Exercise goal » Locate the word "Ebeltoft" in the material, then show every line that holds it.

──────── Material shown

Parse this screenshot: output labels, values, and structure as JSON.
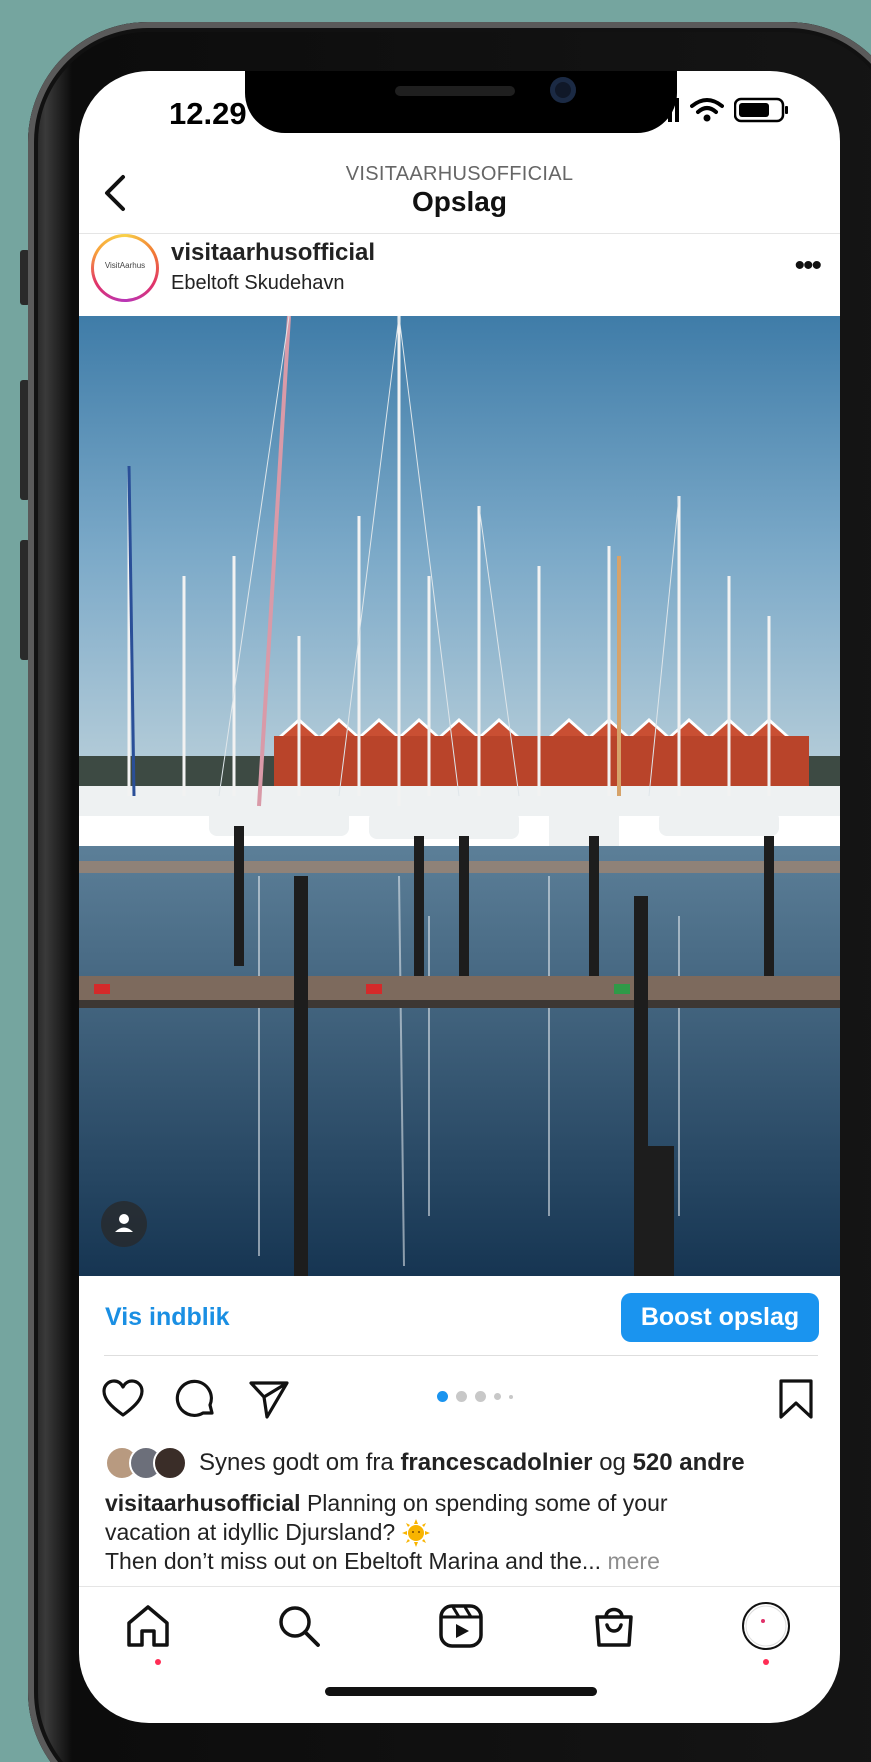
{
  "status": {
    "time": "12.29"
  },
  "header": {
    "account_upper": "VISITAARHUSOFFICIAL",
    "title": "Opslag"
  },
  "post": {
    "avatar_text": "VisitAarhus",
    "account": "visitaarhusofficial",
    "location": "Ebeltoft Skudehavn"
  },
  "insights": {
    "view_label": "Vis indblik",
    "boost_label": "Boost opslag"
  },
  "carousel": {
    "count": 5,
    "active": 0
  },
  "likes": {
    "prefix": "Synes godt om fra",
    "user": "francescadolnier",
    "joiner": "og",
    "others": "520 andre"
  },
  "caption": {
    "account": "visitaarhusofficial",
    "line1": "Planning on spending some of your",
    "line2": "vacation at idyllic Djursland?",
    "line3": "Then don’t miss out on Ebeltoft Marina and the...",
    "more": "mere"
  },
  "colors": {
    "accent": "#1a94ef",
    "notification": "#ff2d55",
    "background": "#75a59f"
  },
  "icons": [
    "back-icon",
    "more-icon",
    "user-tag-icon",
    "heart-icon",
    "comment-icon",
    "share-icon",
    "bookmark-icon",
    "home-icon",
    "search-icon",
    "reels-icon",
    "shop-icon",
    "profile-icon"
  ]
}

────────────────

Reply »
    "location": "Ebeltoft Skudehavn"
    "line3": "Then don’t miss out on Ebeltoft Marina and the...",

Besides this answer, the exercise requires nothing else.